***** Entries

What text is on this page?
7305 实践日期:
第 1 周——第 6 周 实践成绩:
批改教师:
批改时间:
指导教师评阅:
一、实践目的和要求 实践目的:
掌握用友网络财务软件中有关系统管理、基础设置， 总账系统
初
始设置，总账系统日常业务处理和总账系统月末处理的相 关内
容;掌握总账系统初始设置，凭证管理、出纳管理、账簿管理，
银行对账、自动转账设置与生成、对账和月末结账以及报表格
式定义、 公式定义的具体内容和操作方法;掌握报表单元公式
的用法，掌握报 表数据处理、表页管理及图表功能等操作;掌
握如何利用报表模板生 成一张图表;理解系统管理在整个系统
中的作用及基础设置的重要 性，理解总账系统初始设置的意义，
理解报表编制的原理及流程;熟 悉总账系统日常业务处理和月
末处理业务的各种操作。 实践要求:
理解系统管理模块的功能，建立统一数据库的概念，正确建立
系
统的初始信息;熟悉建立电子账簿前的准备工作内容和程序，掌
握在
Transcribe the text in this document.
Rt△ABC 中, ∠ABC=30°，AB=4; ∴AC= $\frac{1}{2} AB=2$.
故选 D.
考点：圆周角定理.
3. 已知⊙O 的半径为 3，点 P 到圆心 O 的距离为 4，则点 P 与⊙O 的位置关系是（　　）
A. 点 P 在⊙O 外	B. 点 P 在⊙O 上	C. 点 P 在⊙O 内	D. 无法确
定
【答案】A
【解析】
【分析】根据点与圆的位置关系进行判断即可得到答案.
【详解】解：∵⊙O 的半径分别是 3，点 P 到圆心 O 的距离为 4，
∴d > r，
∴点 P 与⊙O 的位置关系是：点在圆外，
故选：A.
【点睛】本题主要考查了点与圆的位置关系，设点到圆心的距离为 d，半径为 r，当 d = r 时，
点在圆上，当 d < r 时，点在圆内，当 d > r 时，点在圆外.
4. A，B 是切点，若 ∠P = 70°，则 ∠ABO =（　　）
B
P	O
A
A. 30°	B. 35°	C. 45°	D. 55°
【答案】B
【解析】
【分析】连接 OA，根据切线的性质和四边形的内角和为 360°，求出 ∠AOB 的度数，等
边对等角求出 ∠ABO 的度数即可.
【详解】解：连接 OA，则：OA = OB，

**********

◆ **Task to complete**: Transcribe every line of the data, exactly as it stands.

◆ **Correct answer**:
What text is on this page?
7305 实践日期:
第 1 周——第 6 周 实践成绩:
批改教师:
批改时间:
指导教师评阅:
一、实践目的和要求 实践目的:
掌握用友网络财务软件中有关系统管理、基础设置， 总账系统
初
始设置，总账系统日常业务处理和总账系统月末处理的相 关内
容;掌握总账系统初始设置，凭证管理、出纳管理、账簿管理，
银行对账、自动转账设置与生成、对账和月末结账以及报表格
式定义、 公式定义的具体内容和操作方法;掌握报表单元公式
的用法，掌握报 表数据处理、表页管理及图表功能等操作;掌
握如何利用报表模板生 成一张图表;理解系统管理在整个系统
中的作用及基础设置的重要 性，理解总账系统初始设置的意义，
理解报表编制的原理及流程;熟 悉总账系统日常业务处理和月
末处理业务的各种操作。 实践要求:
理解系统管理模块的功能，建立统一数据库的概念，正确建立
系
统的初始信息;熟悉建立电子账簿前的准备工作内容和程序，掌
握在
Transcribe the text in this document.
Rt△ABC 中, ∠ABC=30°，AB=4; ∴AC= $\frac{1}{2} AB=2$.
故选 D.
考点：圆周角定理.
3. 已知⊙O 的半径为 3，点 P 到圆心 O 的距离为 4，则点 P 与⊙O 的位置关系是（　　）
A. 点 P 在⊙O 外	B. 点 P 在⊙O 上	C. 点 P 在⊙O 内	D. 无法确
定
【答案】A
【解析】
【分析】根据点与圆的位置关系进行判断即可得到答案.
【详解】解：∵⊙O 的半径分别是 3，点 P 到圆心 O 的距离为 4，
∴d > r，
∴点 P 与⊙O 的位置关系是：点在圆外，
故选：A.
【点睛】本题主要考查了点与圆的位置关系，设点到圆心的距离为 d，半径为 r，当 d = r 时，
点在圆上，当 d < r 时，点在圆内，当 d > r 时，点在圆外.
4. A，B 是切点，若 ∠P = 70°，则 ∠ABO =（　　）
B
P	O
A
A. 30°	B. 35°	C. 45°	D. 55°
【答案】B
【解析】
【分析】连接 OA，根据切线的性质和四边形的内角和为 360°，求出 ∠AOB 的度数，等
边对等角求出 ∠ABO 的度数即可.
【详解】解：连接 OA，则：OA = OB，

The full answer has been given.